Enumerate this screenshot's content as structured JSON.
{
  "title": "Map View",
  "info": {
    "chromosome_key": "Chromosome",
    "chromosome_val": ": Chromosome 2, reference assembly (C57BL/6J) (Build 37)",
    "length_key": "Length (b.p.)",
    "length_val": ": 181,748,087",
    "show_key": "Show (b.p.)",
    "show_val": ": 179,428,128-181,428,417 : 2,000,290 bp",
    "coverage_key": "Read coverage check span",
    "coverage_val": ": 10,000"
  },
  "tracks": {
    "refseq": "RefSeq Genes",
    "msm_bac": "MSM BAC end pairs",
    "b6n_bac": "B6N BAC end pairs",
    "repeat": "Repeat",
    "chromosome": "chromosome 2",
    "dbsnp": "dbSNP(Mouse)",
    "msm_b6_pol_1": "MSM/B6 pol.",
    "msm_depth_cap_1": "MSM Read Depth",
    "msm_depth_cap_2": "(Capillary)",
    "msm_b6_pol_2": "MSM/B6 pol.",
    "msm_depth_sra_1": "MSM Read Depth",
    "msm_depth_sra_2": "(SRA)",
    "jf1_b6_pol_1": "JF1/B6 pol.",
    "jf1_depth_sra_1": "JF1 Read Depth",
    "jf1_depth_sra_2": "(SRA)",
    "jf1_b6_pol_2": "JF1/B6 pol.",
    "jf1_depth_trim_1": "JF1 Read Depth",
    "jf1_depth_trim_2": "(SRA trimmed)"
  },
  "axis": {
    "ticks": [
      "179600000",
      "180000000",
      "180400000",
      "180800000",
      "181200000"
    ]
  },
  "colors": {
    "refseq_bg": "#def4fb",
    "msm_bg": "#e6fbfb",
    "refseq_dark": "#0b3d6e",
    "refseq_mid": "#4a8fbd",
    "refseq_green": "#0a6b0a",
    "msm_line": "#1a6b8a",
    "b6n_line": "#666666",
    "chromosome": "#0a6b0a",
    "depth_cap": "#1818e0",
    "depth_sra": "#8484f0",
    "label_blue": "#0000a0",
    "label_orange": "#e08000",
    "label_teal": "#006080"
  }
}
****
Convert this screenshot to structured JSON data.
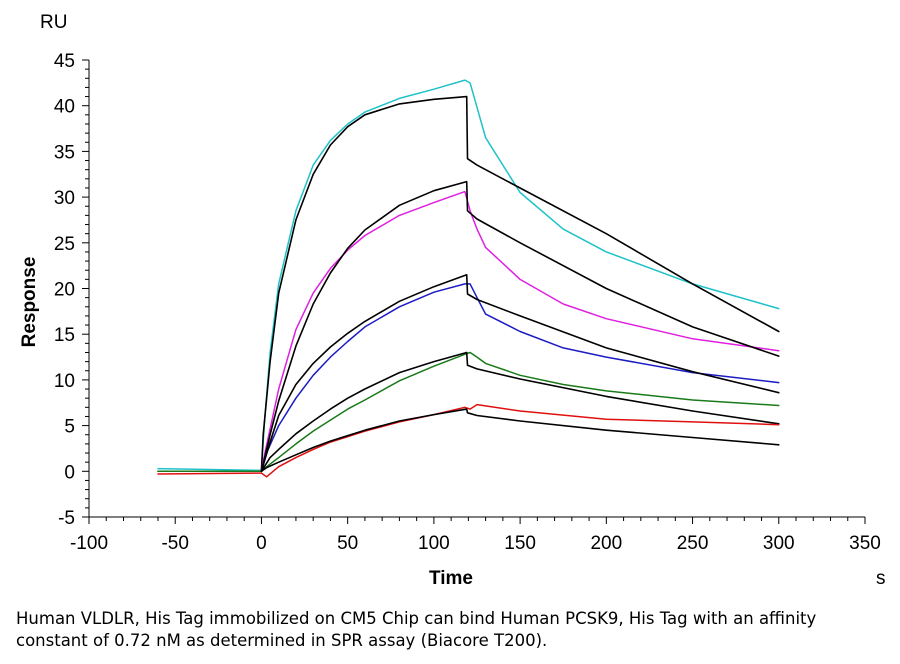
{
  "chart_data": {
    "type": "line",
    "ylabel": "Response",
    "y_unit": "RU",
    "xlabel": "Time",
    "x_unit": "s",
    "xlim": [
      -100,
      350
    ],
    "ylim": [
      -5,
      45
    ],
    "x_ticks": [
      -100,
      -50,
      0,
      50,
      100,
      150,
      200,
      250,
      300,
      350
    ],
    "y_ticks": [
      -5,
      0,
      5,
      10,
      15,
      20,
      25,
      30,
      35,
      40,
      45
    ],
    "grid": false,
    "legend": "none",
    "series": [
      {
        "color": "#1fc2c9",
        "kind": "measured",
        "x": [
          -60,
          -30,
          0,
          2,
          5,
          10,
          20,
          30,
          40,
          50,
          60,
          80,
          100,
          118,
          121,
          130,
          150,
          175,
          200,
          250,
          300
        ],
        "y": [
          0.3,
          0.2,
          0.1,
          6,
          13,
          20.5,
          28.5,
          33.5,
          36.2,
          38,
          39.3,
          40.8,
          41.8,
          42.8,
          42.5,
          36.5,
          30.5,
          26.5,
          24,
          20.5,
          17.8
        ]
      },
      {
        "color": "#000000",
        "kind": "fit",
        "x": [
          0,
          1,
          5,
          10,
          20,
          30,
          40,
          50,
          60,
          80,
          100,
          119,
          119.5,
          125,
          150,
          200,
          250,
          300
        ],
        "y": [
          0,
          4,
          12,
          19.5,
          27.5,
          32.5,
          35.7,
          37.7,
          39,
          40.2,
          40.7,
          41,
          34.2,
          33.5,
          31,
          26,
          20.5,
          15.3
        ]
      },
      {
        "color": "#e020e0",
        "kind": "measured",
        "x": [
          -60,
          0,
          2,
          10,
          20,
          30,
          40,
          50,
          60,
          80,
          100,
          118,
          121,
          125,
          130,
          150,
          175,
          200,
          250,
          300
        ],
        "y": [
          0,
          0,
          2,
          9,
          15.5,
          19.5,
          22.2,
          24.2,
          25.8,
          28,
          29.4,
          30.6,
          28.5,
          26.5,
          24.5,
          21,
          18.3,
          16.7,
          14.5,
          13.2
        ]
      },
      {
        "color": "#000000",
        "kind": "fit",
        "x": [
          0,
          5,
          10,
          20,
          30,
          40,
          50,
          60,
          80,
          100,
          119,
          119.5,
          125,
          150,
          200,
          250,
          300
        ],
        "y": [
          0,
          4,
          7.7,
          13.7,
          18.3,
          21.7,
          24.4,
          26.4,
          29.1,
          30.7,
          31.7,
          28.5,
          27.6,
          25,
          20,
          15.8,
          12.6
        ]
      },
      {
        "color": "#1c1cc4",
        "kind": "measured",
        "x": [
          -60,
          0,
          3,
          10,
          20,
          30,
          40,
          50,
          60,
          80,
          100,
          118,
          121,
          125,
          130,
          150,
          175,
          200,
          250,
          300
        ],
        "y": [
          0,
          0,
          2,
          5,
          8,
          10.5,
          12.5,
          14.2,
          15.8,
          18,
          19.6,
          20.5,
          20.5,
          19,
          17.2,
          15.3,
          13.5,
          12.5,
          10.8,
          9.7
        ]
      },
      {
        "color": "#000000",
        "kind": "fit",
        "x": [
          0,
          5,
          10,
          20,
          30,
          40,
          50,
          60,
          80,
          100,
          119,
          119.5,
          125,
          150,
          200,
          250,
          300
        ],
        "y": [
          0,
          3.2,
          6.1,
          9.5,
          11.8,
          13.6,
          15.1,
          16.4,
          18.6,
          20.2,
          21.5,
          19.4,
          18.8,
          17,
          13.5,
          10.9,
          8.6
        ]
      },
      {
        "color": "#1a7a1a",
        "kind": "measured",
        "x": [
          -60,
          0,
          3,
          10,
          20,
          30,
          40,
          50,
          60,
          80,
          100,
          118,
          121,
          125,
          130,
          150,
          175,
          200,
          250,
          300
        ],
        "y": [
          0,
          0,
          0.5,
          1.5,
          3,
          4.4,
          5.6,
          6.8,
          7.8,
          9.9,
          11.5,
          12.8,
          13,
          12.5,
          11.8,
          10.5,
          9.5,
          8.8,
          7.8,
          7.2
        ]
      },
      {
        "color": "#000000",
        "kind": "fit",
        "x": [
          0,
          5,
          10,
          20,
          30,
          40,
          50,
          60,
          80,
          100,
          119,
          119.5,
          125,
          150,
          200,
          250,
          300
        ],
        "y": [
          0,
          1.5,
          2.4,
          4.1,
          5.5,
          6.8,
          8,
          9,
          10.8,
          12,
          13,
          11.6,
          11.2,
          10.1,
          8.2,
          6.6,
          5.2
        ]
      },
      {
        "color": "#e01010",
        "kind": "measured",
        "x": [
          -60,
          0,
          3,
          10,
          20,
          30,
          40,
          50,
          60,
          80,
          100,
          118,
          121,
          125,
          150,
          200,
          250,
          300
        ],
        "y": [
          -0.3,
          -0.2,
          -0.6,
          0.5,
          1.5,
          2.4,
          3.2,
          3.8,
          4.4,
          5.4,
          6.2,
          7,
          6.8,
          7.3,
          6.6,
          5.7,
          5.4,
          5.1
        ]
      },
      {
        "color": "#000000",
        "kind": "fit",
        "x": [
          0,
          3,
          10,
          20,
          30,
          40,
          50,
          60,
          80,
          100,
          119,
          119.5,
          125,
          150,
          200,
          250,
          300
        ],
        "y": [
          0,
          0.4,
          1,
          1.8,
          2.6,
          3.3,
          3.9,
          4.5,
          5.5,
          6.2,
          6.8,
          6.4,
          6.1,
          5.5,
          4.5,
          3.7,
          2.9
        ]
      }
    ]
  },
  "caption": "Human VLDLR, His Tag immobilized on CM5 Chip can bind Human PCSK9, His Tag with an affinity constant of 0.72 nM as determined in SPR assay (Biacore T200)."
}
****
Count each line above that has the word "this" in it, and write down nothing but the total.

> Finished task:
2